§ **SELECTED EXCERPT**
** START **
Do parents, designers, and researchers agree on what’s “Educational”? (9:00-9:10am)
According to a new report from the Joan Ganz Cooney Center at Sesame Workshop, parents believe their children spend only 5 minutes per day engaged with educational content on mobile devices. Yet there are more than 20,000 educational apps in the App Store, with $1 billion in sales. There is clearly a disconnect. Do parents and app designers agree on what’s educational? Are children actually spending far more time with educational content than their parents think? In this panel, Azadeh Jamalian of Tiggly will discuss the vague term “Educational”.

Not Just Fun and Games: Driving Behavioral Change Among Teens (9:10-9:20am)
Games can create deep engagement. But can they drive real behavioral change? Planned Parenthood aimed to find out by creating nine mobile gaming apps encouraging teens—particularly African-Americans and Latinos—to make informed decisions about their sexual health and their future. Deborah S. Levine (Planned Parenthood), James Early (Threespot), and Liz Ott (Threespot) will discuss the apps, other approaches considered, and the challenges of creating a framework for facilitating real behavioral change.

Minecraft and World Peace: Using Multiplayer Games to Promote Conflict Resolution (9:20-9:30am)
Games for Peace is a non-profit that uses popular commercial games to promote dialogue between Arab and Jewish children. Uri Mishol, its founder, will explain how commercial games like Minecraft© are used in programs that bring together young adults from conflict zones. In “Play for Peace weekends”, G4P invites gamers from across the Middle East (some of whose countries are officially at war) to meet, chat and play together. Another unique program brings Arab and Jewish schoolchildren in Israel together every week in a Minecraft game world, with the aim of reducing prejudice and promoting dialogue.

Raising Innovation Disrupters (9:30-9:40am)
** END **
§ **WHAT YOU WILL DO**
1: Write out the passage from the session listings, from "Games can create" up to and including "Conflict Resolution (9:20-9:30am)".
2: According to the session listings, how many educational apps are there in the App Store?

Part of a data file
** START **
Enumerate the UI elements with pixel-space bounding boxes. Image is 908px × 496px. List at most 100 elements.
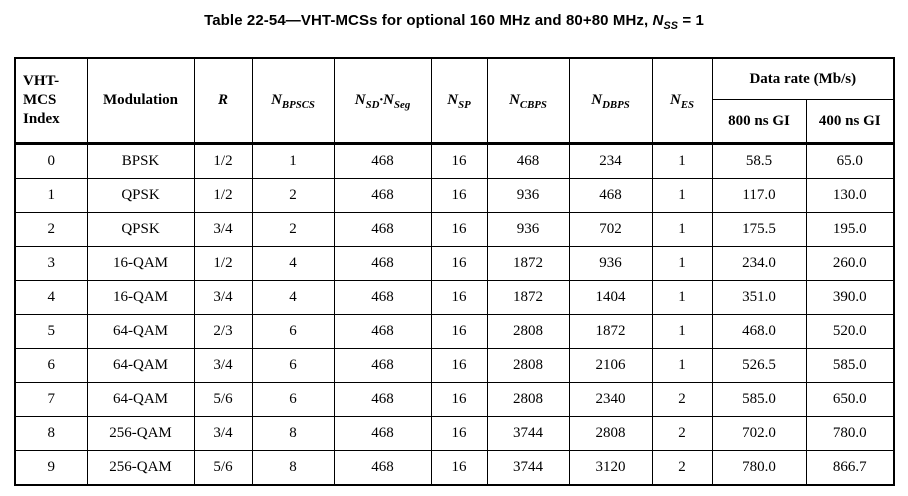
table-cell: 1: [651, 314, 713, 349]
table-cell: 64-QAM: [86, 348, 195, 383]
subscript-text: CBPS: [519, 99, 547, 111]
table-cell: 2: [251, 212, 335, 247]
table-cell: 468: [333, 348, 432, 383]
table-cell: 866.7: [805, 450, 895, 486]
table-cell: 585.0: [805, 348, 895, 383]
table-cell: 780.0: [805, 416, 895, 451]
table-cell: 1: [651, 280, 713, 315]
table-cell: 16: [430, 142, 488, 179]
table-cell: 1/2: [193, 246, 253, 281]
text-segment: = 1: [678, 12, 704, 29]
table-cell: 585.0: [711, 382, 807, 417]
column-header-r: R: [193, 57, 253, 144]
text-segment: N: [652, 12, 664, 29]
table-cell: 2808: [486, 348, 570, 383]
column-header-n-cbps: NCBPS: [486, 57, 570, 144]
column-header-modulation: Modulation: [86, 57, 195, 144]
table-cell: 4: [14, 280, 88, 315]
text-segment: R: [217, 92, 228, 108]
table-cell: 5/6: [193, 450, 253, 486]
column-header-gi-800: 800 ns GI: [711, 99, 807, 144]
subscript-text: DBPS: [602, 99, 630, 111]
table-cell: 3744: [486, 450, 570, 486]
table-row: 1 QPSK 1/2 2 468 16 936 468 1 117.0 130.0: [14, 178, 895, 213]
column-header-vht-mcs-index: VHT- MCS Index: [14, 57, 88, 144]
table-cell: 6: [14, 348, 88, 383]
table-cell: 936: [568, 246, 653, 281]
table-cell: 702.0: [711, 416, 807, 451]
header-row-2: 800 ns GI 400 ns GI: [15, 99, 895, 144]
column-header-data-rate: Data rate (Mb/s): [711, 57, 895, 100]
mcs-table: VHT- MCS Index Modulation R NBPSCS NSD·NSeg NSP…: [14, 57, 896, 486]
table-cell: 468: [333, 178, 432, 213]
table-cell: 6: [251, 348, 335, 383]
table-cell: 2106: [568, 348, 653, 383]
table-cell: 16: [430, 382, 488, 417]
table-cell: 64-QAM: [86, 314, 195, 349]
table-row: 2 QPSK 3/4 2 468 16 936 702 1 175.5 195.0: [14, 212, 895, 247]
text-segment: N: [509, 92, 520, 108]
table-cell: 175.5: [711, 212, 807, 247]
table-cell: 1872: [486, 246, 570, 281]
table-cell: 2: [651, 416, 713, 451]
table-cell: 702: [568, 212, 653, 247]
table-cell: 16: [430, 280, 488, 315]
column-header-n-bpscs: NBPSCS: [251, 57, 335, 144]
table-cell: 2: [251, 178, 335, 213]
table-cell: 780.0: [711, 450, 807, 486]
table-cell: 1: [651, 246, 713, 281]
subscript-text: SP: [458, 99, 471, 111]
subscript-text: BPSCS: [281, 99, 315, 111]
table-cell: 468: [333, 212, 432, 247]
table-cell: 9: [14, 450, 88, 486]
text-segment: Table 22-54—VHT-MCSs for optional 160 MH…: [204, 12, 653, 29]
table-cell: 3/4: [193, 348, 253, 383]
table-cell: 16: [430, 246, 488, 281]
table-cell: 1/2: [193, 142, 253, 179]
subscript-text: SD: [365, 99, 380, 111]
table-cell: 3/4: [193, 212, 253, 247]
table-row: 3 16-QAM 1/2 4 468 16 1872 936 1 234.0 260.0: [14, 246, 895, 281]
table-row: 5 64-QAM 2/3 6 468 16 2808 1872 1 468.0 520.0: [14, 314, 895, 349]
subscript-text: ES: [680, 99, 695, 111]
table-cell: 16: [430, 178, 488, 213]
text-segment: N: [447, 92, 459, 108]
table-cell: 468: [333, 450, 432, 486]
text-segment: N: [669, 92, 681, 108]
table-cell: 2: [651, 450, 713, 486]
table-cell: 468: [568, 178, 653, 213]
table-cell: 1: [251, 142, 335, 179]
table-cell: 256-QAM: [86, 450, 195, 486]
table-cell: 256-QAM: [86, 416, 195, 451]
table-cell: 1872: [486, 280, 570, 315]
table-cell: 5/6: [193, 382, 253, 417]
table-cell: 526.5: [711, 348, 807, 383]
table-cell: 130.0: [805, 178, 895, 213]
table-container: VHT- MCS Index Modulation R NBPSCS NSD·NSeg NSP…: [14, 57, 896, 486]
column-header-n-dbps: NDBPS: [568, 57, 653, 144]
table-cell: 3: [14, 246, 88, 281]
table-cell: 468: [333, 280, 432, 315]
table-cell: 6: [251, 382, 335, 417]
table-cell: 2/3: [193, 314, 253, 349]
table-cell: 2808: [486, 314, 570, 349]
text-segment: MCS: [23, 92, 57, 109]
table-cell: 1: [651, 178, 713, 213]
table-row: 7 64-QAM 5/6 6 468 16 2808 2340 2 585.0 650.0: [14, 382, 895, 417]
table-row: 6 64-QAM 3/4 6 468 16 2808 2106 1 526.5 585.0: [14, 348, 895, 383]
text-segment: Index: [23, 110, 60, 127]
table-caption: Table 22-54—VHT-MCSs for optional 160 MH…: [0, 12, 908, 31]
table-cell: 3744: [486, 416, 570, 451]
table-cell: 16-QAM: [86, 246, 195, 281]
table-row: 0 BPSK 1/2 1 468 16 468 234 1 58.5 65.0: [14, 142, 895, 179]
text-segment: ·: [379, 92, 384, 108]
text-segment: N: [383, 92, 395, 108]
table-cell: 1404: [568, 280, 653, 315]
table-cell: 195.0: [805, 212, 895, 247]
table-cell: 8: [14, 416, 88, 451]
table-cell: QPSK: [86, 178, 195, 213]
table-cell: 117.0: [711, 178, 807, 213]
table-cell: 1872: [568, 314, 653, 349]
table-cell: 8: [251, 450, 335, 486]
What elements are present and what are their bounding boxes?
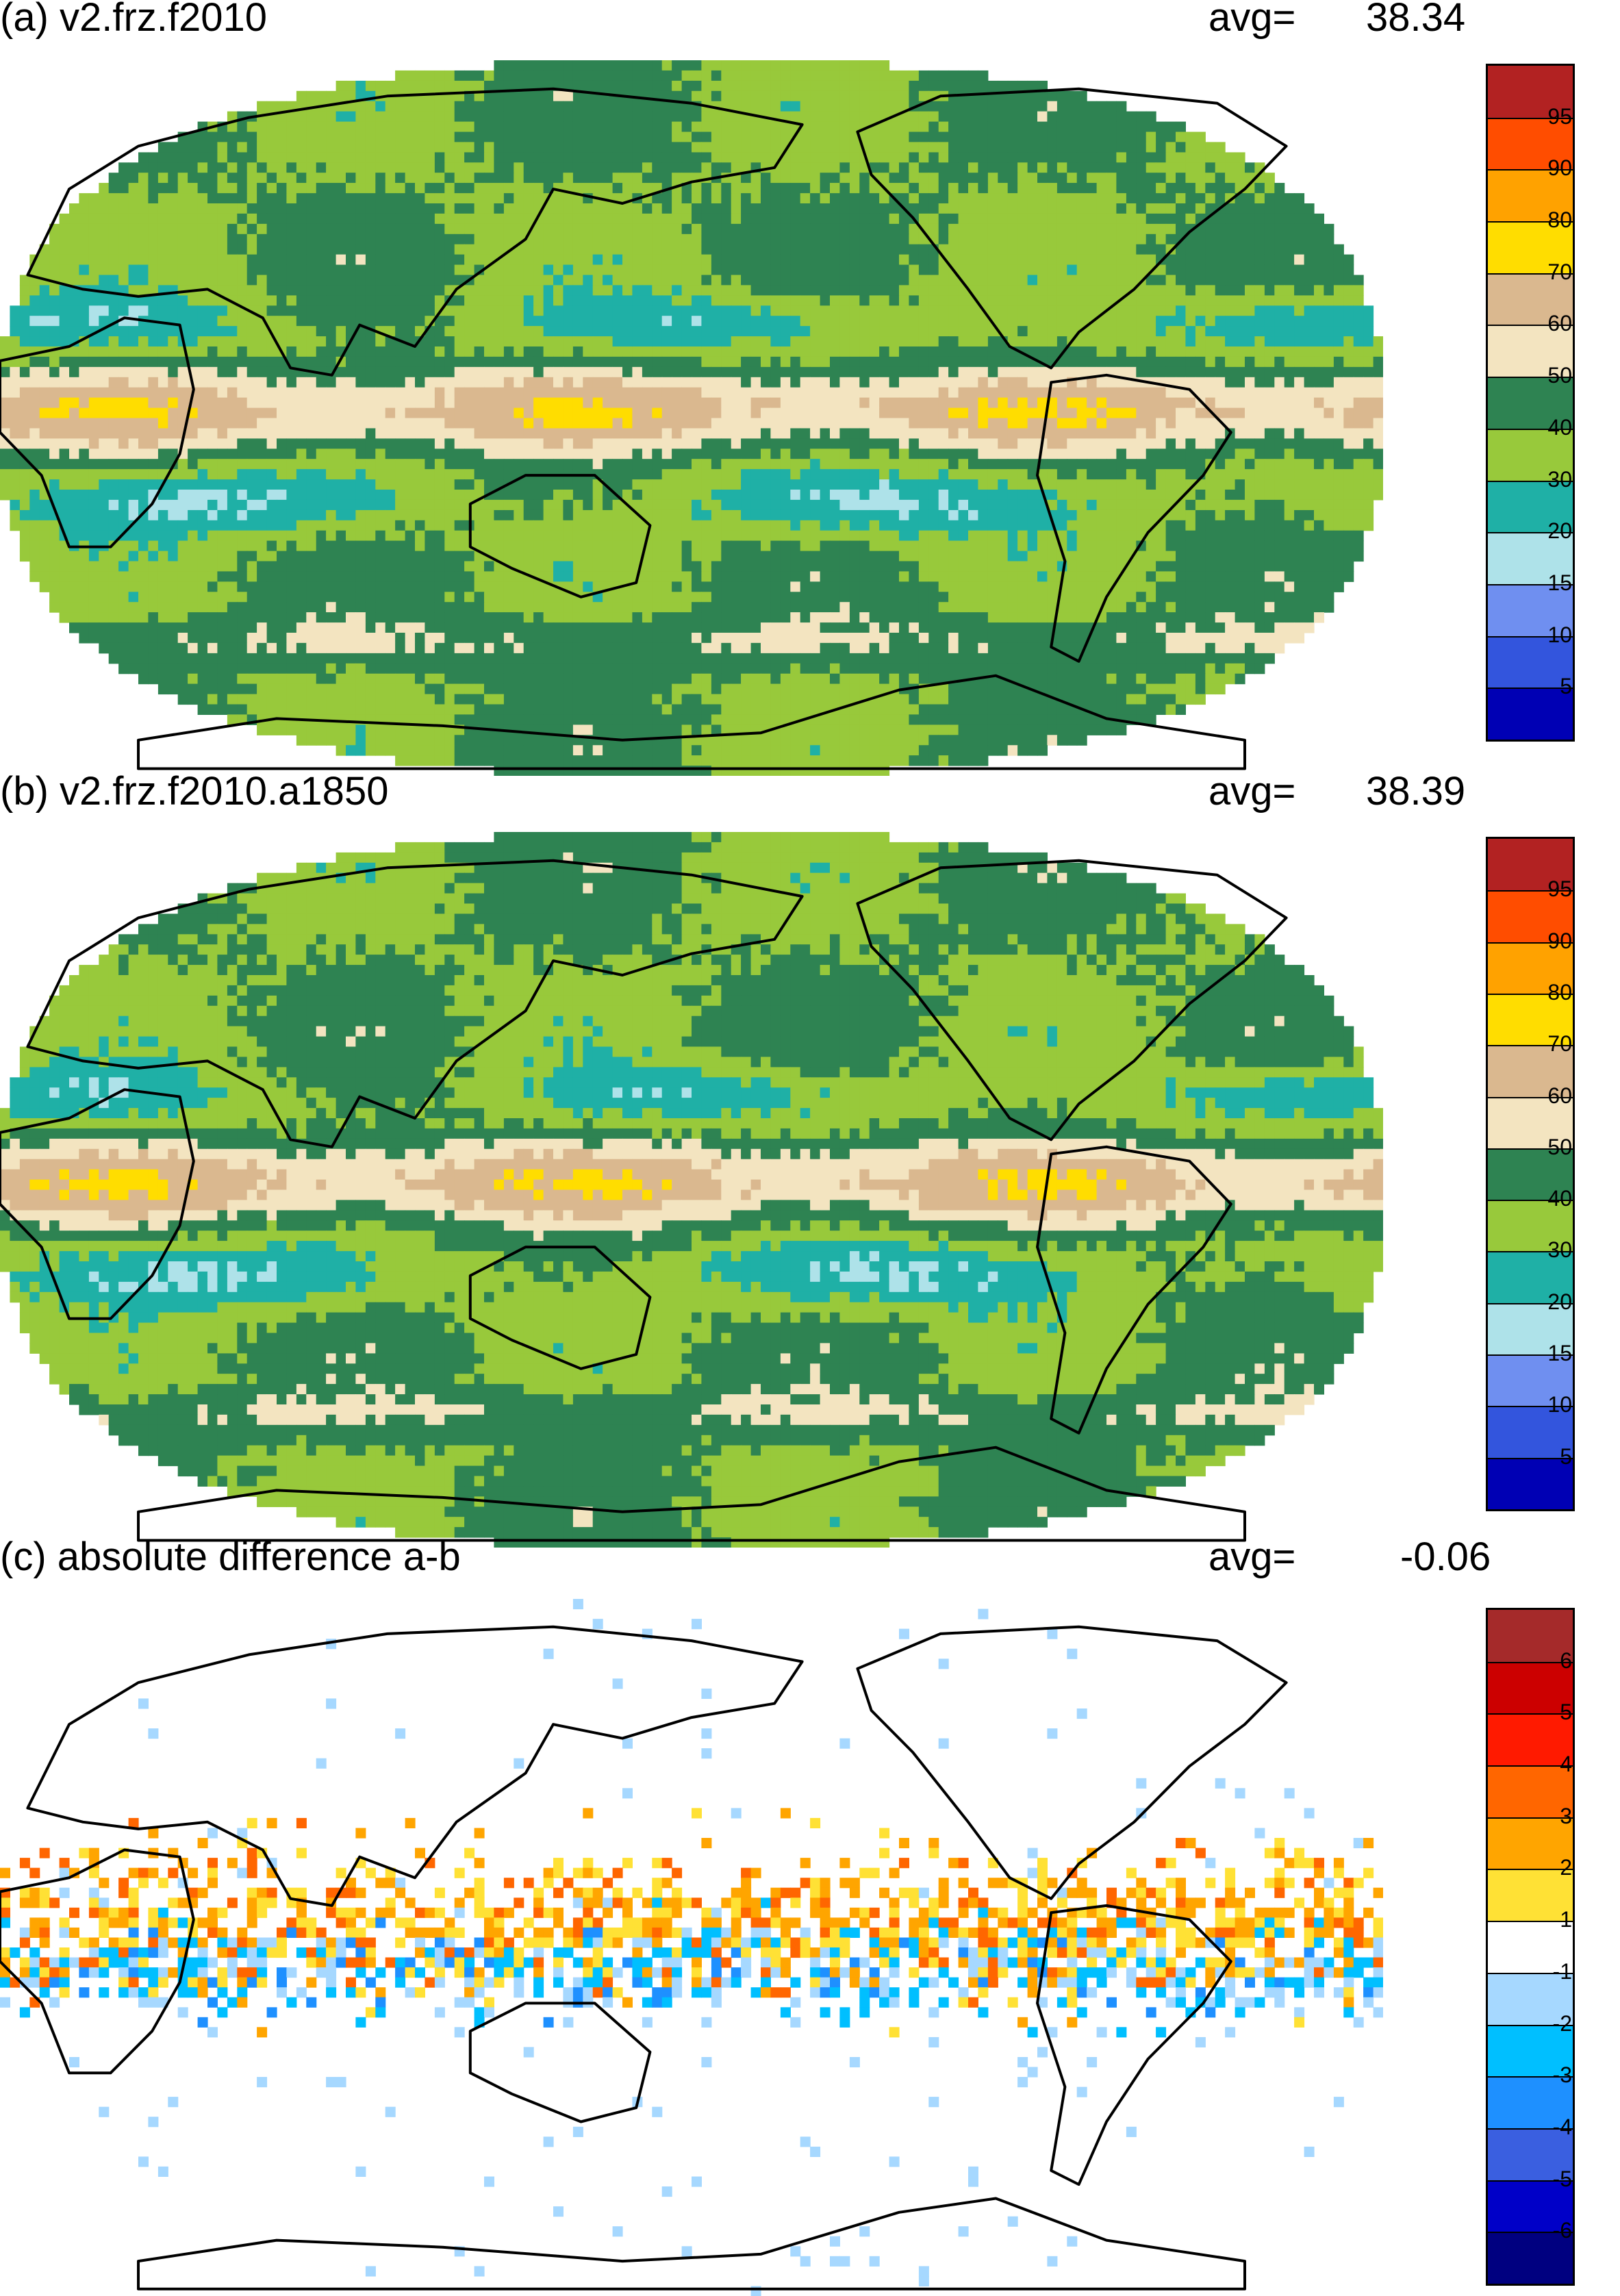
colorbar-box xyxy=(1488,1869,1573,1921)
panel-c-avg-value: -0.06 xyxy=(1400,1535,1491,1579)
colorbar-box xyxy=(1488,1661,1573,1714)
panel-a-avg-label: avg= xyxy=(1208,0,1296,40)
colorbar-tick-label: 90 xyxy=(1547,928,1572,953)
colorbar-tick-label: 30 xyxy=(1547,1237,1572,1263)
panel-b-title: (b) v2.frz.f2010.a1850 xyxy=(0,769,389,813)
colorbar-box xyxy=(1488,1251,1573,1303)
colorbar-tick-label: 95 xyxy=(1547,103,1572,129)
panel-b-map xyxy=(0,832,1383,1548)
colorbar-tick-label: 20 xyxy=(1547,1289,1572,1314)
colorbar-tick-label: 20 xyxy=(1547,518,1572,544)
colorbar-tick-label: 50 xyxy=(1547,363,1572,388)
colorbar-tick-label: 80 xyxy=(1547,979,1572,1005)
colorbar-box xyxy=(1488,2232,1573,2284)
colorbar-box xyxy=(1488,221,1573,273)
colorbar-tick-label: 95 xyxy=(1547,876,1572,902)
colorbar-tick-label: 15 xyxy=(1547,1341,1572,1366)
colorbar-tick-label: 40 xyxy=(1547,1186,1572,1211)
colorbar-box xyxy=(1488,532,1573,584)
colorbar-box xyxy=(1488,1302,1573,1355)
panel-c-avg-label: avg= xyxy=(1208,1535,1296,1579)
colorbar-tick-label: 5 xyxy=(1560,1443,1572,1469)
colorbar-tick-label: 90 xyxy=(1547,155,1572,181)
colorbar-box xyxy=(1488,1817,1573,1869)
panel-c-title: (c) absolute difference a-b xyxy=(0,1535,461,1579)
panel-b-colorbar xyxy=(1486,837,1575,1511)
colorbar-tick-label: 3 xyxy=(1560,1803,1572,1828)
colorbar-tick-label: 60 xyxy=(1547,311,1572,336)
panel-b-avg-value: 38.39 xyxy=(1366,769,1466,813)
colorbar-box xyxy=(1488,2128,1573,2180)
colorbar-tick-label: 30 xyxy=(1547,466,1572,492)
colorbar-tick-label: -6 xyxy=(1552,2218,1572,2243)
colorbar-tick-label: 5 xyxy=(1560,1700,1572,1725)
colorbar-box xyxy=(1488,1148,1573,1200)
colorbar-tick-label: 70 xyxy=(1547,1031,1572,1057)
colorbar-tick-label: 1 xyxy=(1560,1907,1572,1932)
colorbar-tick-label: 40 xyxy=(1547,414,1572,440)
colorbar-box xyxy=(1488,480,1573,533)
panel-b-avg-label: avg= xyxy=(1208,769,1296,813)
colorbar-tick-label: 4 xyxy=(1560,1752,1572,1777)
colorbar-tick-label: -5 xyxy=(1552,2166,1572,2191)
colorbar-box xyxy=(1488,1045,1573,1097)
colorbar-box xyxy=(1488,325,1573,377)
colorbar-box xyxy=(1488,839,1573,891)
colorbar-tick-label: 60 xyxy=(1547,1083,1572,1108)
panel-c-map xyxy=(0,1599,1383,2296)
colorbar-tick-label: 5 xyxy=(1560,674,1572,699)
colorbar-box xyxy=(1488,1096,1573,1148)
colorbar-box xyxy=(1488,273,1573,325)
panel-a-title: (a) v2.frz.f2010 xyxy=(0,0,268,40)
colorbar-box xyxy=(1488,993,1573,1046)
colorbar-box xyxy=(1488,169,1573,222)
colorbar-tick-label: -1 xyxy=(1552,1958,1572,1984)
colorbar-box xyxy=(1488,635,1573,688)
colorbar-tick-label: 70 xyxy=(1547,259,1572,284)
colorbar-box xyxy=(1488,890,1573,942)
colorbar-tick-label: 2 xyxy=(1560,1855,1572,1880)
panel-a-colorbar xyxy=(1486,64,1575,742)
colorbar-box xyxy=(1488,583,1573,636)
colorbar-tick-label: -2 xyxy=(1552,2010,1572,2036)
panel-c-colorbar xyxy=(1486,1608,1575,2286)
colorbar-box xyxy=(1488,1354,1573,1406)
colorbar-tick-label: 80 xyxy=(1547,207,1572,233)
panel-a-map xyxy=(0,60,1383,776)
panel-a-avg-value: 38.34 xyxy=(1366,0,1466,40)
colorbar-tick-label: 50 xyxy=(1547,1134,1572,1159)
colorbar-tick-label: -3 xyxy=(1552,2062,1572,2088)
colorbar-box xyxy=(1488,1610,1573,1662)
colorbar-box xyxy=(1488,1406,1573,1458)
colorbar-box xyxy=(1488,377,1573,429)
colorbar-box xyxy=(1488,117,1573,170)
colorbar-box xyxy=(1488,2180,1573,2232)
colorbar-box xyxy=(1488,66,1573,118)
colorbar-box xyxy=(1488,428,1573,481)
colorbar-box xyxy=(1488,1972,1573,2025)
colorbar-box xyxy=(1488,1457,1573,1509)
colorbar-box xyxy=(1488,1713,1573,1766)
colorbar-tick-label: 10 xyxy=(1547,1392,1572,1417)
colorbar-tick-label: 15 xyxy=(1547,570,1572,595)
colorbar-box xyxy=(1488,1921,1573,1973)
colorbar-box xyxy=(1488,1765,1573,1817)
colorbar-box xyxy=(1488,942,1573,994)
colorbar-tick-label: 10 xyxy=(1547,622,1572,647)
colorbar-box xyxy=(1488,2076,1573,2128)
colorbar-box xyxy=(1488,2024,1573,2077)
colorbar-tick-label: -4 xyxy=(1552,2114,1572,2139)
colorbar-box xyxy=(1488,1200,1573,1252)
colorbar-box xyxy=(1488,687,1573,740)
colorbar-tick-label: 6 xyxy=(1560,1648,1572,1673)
** END **
§ **TASK SOLUTIONS**
1:
Games can create deep engagement. But can they drive real behavioral change? Planned Parenthood aimed to find out by creating nine mobile gaming apps encouraging teens—particularly African-Americans and Latinos—to make informed decisions about their sexual health and their future. Deborah S. Levine (Planned Parenthood), James Early (Threespot), and Liz Ott (Threespot) will discuss the apps, other approaches considered, and the challenges of creating a framework for facilitating real behavioral change.

Minecraft and World Peace: Using Multiplayer Games to Promote Conflict Resolution (9:20-9:30am)

2: More than 20,000.